▶ Task prompt: Will you output the entries below exactly, skipping every image they contain?

[A block of data]
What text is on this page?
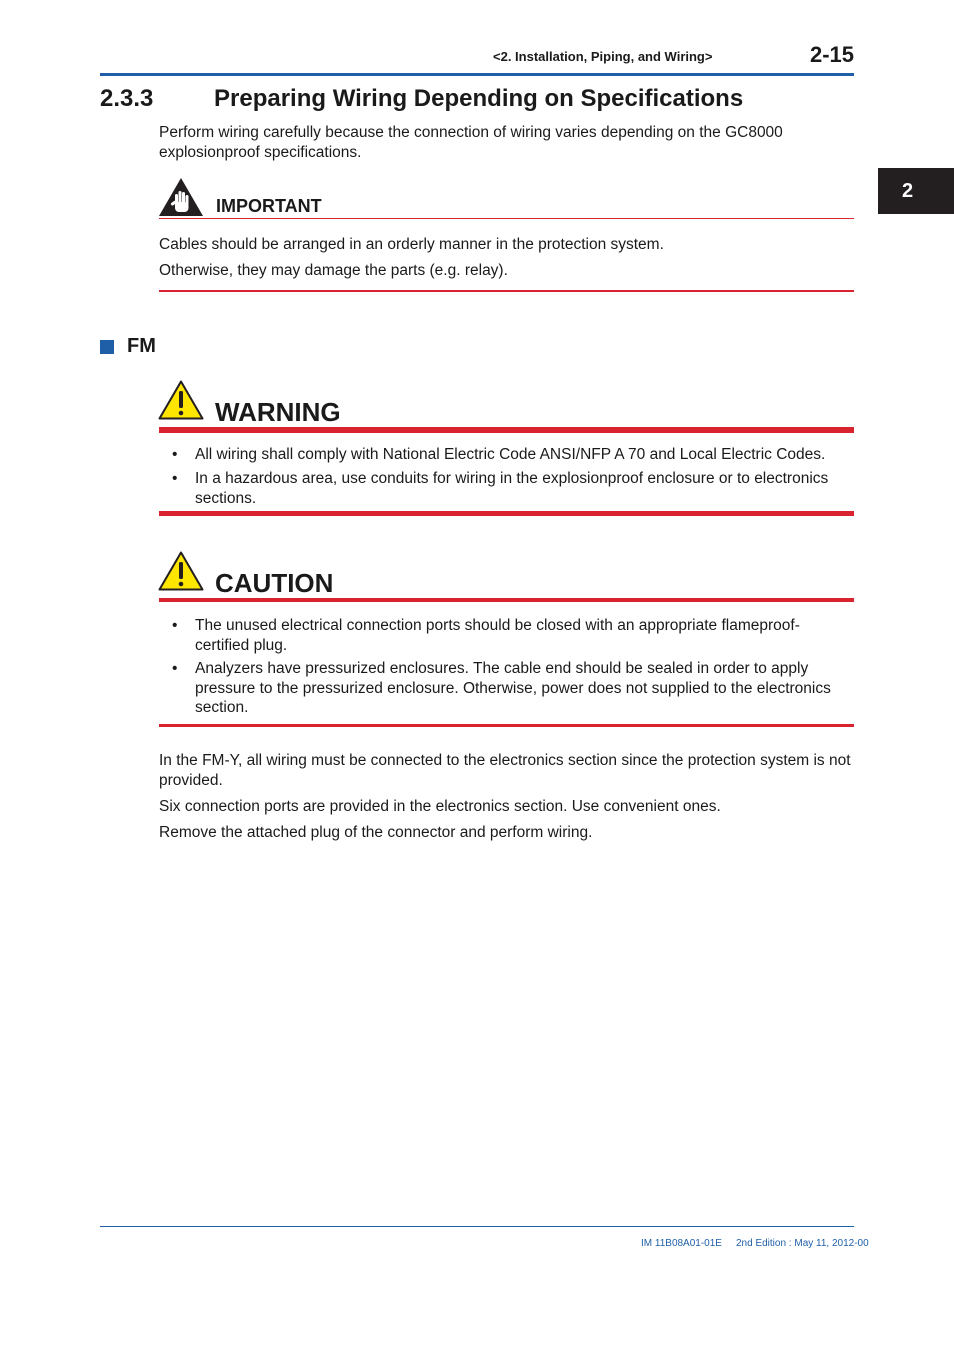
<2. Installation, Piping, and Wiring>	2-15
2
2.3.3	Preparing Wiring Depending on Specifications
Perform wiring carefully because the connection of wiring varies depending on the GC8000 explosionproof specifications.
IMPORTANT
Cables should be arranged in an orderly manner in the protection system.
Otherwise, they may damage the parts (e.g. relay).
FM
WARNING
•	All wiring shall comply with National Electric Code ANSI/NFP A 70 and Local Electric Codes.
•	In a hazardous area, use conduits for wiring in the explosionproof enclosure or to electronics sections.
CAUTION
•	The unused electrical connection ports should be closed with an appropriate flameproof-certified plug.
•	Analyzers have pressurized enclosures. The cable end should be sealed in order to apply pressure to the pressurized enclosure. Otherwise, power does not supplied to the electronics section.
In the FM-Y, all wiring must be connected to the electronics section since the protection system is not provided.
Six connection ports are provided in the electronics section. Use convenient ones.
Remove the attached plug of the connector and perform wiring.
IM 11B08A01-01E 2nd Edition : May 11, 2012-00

▶ Answer to the task:
What text is on this page?
<2. Installation, Piping, and Wiring>	2-15
2
2.3.3	Preparing Wiring Depending on Specifications
Perform wiring carefully because the connection of wiring varies depending on the GC8000 explosionproof specifications.
IMPORTANT
Cables should be arranged in an orderly manner in the protection system.
Otherwise, they may damage the parts (e.g. relay).
FM
WARNING
•	All wiring shall comply with National Electric Code ANSI/NFP A 70 and Local Electric Codes.
•	In a hazardous area, use conduits for wiring in the explosionproof enclosure or to electronics sections.
CAUTION
•	The unused electrical connection ports should be closed with an appropriate flameproof-certified plug.
•	Analyzers have pressurized enclosures. The cable end should be sealed in order to apply pressure to the pressurized enclosure. Otherwise, power does not supplied to the electronics section.
In the FM-Y, all wiring must be connected to the electronics section since the protection system is not provided.
Six connection ports are provided in the electronics section. Use convenient ones.
Remove the attached plug of the connector and perform wiring.
IM 11B08A01-01E 2nd Edition : May 11, 2012-00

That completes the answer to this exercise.